--- Required action ---
Could you show each line of the records that contains the word "Thailand"?

--- Record excerpts ---

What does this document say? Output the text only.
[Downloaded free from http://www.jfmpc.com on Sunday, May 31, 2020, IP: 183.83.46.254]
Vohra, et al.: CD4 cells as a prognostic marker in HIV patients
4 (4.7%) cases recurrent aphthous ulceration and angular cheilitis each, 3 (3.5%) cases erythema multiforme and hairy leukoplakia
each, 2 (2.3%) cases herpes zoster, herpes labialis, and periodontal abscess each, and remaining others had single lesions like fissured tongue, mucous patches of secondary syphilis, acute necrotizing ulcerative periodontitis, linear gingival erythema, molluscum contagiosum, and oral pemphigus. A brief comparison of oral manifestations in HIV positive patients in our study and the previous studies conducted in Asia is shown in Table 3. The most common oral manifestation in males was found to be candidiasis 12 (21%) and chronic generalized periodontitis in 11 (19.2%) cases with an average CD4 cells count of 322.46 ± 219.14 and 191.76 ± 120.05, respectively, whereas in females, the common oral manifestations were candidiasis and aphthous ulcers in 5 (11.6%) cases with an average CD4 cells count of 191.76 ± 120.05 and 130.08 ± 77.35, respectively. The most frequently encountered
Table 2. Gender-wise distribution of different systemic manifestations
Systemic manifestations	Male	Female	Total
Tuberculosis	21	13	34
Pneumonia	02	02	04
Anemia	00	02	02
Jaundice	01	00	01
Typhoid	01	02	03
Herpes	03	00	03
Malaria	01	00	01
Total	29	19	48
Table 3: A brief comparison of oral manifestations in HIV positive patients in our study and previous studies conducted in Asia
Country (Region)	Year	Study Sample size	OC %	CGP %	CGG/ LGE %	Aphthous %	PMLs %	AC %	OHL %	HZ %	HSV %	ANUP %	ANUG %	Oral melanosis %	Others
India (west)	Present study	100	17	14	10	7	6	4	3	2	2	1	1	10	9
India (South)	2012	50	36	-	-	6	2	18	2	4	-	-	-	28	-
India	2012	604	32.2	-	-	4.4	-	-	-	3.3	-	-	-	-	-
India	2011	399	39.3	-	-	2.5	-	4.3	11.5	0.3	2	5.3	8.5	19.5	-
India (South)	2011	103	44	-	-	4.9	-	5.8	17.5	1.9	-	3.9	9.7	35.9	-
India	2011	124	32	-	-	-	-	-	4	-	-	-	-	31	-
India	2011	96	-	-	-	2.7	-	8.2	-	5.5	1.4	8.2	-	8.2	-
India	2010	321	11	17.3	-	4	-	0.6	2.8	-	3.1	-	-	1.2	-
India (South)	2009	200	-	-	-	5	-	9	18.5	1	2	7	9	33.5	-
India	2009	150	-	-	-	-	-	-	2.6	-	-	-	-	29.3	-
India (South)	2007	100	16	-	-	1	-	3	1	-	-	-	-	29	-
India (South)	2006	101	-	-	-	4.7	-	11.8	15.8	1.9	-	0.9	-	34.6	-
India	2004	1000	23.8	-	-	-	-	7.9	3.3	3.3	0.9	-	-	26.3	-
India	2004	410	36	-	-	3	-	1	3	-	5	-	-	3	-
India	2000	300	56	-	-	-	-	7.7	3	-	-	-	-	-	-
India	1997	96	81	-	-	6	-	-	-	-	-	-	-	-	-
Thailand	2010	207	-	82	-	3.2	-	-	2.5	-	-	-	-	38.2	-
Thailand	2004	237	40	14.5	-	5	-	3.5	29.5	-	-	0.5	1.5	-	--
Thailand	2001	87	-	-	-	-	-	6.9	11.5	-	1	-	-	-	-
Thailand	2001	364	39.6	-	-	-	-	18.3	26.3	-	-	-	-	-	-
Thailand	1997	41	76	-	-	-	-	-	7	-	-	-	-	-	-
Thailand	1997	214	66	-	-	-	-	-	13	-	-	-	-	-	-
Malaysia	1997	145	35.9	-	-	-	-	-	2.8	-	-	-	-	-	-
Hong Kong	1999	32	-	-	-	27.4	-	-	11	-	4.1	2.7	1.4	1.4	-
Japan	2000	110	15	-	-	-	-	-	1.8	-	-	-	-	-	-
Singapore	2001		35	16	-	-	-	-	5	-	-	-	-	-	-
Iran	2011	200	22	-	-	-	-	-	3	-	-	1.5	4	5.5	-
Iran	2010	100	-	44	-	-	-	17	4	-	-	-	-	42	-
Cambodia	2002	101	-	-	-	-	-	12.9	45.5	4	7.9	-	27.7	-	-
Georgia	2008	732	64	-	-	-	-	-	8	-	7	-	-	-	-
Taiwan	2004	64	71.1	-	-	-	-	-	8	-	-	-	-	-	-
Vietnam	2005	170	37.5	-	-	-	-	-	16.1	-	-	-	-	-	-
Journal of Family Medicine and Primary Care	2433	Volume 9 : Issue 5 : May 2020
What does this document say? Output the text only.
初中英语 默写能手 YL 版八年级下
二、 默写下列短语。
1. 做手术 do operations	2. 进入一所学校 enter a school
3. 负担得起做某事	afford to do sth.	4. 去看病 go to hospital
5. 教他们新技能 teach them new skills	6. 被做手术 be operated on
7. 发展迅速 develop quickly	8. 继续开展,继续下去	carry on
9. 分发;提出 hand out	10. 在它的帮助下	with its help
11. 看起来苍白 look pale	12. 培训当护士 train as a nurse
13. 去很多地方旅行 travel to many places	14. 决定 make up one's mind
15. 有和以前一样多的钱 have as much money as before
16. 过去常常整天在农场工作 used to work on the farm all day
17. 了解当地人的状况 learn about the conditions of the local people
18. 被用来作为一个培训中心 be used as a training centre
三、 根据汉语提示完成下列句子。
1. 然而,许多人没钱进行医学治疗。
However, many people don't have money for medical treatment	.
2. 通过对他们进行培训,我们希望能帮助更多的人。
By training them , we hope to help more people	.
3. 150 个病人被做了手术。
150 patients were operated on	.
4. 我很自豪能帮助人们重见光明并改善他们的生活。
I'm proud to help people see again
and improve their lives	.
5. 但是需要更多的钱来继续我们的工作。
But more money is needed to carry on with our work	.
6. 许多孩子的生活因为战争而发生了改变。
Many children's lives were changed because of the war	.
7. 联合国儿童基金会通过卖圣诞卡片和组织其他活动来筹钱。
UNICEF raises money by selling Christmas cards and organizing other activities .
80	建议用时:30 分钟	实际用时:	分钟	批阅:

--- Answer to this exercise ---
Thailand	2010	207	-	82	-	3.2	-	-	2.5	-	-	-	-	38.2	-
Thailand	2004	237	40	14.5	-	5	-	3.5	29.5	-	-	0.5	1.5	-	--
Thailand	2001	87	-	-	-	-	-	6.9	11.5	-	1	-	-	-	-
Thailand	2001	364	39.6	-	-	-	-	18.3	26.3	-	-	-	-	-	-
Thailand	1997	41	76	-	-	-	-	-	7	-	-	-	-	-	-
Thailand	1997	214	66	-	-	-	-	-	13	-	-	-	-	-	-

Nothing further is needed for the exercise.